* Exercise task *
Copy the listing below verbatim, everything from the line containing "Segment this screenshot: for" down to the line containing "points-label: 积分: bbox=[296, 73, 323, 87]", both included. Leave the pictures out of your answer.

* Listing *
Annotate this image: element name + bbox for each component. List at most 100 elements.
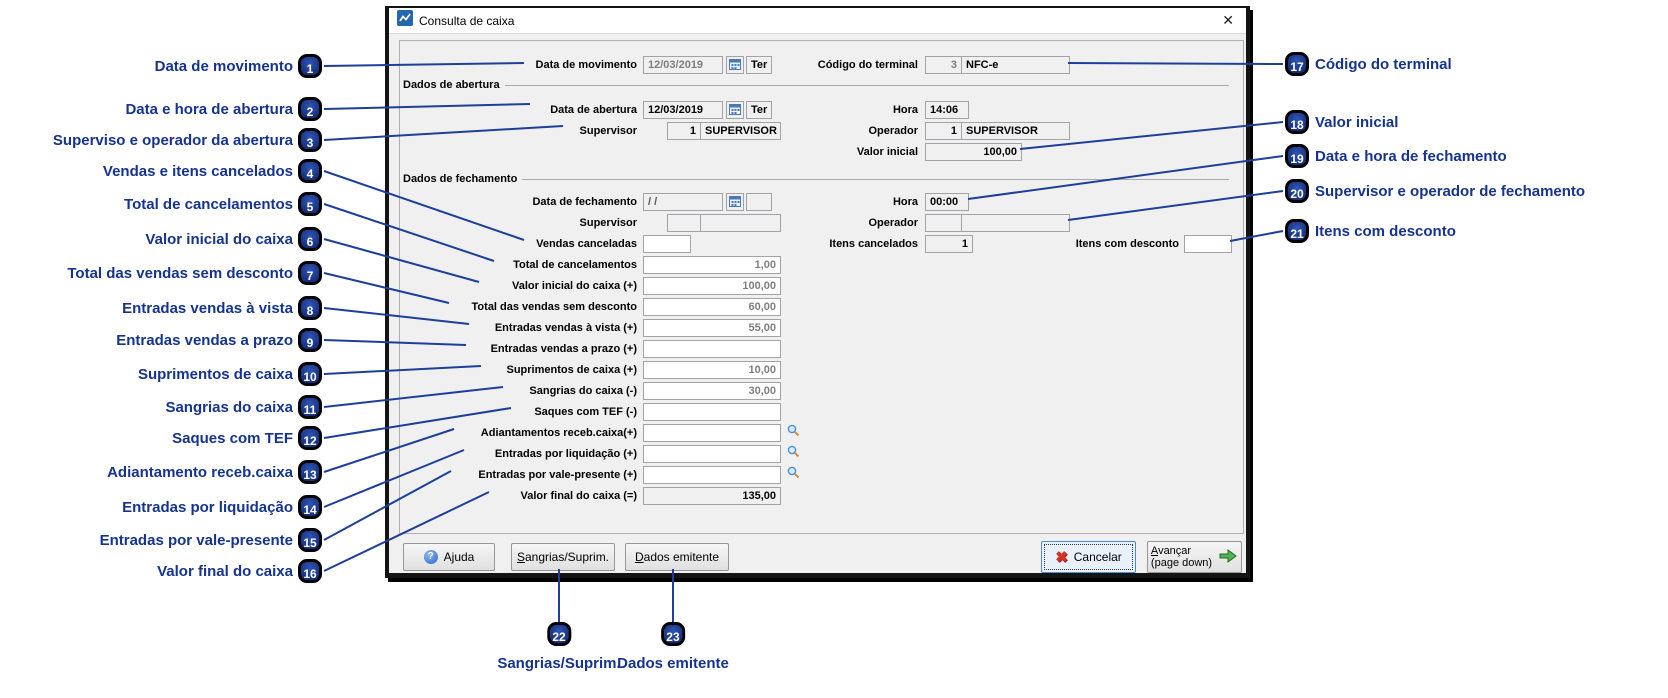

---

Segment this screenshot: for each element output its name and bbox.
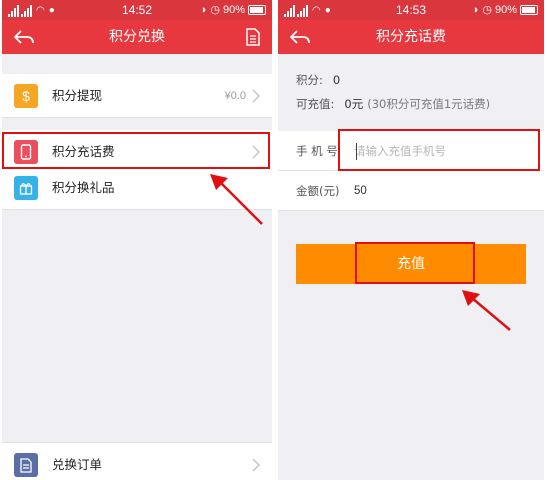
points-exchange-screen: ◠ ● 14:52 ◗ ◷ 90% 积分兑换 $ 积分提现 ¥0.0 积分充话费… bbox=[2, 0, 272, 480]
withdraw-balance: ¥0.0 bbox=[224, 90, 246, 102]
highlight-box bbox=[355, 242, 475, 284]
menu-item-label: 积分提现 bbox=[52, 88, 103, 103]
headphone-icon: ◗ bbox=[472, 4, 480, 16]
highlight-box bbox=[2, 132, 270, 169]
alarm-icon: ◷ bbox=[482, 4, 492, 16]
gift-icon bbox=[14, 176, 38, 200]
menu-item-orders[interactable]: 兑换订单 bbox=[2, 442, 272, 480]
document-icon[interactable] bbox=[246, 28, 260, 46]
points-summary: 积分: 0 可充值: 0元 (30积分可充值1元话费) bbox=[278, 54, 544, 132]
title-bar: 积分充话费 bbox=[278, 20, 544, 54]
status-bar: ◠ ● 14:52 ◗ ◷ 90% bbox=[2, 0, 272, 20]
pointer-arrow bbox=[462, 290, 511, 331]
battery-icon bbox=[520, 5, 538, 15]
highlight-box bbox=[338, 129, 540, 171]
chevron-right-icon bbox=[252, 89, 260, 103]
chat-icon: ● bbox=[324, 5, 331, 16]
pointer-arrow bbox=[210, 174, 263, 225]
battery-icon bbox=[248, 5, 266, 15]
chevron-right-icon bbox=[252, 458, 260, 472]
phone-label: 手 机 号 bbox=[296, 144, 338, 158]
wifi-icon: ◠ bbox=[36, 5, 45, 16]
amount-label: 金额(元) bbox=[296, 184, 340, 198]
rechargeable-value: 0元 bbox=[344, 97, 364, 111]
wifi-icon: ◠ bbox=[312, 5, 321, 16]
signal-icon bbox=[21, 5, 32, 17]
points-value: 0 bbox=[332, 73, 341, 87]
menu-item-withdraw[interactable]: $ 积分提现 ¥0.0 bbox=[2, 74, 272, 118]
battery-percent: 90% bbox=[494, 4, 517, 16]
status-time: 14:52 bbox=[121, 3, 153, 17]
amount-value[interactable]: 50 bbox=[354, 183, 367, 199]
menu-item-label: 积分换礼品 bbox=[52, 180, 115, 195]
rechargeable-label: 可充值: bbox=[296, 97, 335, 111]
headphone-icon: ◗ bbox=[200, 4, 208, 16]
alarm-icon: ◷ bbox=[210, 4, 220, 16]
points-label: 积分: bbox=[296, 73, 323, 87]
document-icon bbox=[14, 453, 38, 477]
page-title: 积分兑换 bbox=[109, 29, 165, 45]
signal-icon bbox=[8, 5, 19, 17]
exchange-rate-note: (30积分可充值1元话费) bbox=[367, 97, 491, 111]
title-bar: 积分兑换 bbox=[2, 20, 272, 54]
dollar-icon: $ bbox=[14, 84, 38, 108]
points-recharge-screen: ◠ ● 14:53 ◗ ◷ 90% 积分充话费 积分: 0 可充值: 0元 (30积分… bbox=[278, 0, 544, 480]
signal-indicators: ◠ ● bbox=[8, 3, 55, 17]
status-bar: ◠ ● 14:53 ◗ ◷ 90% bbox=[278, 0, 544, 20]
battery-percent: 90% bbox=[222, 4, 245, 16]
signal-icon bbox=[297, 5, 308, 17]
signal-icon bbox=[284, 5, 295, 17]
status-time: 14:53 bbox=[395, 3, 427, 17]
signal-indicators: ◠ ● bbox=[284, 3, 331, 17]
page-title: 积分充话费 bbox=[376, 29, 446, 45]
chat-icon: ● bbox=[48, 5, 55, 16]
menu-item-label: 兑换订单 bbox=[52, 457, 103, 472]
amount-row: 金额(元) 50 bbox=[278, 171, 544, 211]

* Right answer *
Segment this screenshot: for each element output its name and bbox.
points-exchange-screen: ◠ ● 14:52 ◗ ◷ 90% 积分兑换 $ 积分提现 ¥0.0 积分充话费… bbox=[2, 0, 272, 480]
withdraw-balance: ¥0.0 bbox=[224, 90, 246, 102]
highlight-box bbox=[355, 242, 475, 284]
menu-item-label: 积分提现 bbox=[52, 88, 103, 103]
headphone-icon: ◗ bbox=[472, 4, 480, 16]
highlight-box bbox=[2, 132, 270, 169]
alarm-icon: ◷ bbox=[482, 4, 492, 16]
gift-icon bbox=[14, 176, 38, 200]
menu-item-orders[interactable]: 兑换订单 bbox=[2, 442, 272, 480]
document-icon[interactable] bbox=[246, 28, 260, 46]
points-summary: 积分: 0 可充值: 0元 (30积分可充值1元话费) bbox=[278, 54, 544, 132]
title-bar: 积分充话费 bbox=[278, 20, 544, 54]
status-bar: ◠ ● 14:52 ◗ ◷ 90% bbox=[2, 0, 272, 20]
pointer-arrow bbox=[462, 290, 511, 331]
battery-icon bbox=[520, 5, 538, 15]
highlight-box bbox=[338, 129, 540, 171]
chevron-right-icon bbox=[252, 89, 260, 103]
chat-icon: ● bbox=[324, 5, 331, 16]
pointer-arrow bbox=[210, 174, 263, 225]
battery-icon bbox=[248, 5, 266, 15]
chevron-right-icon bbox=[252, 458, 260, 472]
phone-label: 手 机 号 bbox=[296, 144, 338, 158]
wifi-icon: ◠ bbox=[36, 5, 45, 16]
amount-label: 金额(元) bbox=[296, 184, 340, 198]
rechargeable-value: 0元 bbox=[344, 97, 364, 111]
wifi-icon: ◠ bbox=[312, 5, 321, 16]
signal-icon bbox=[21, 5, 32, 17]
points-value: 0 bbox=[332, 73, 341, 87]
menu-item-withdraw[interactable]: $ 积分提现 ¥0.0 bbox=[2, 74, 272, 118]
battery-percent: 90% bbox=[494, 4, 517, 16]
status-time: 14:52 bbox=[121, 3, 153, 17]
amount-value[interactable]: 50 bbox=[354, 183, 367, 199]
menu-item-label: 积分换礼品 bbox=[52, 180, 115, 195]
rechargeable-label: 可充值: bbox=[296, 97, 335, 111]
headphone-icon: ◗ bbox=[200, 4, 208, 16]
alarm-icon: ◷ bbox=[210, 4, 220, 16]
points-label: 积分: bbox=[296, 73, 323, 87]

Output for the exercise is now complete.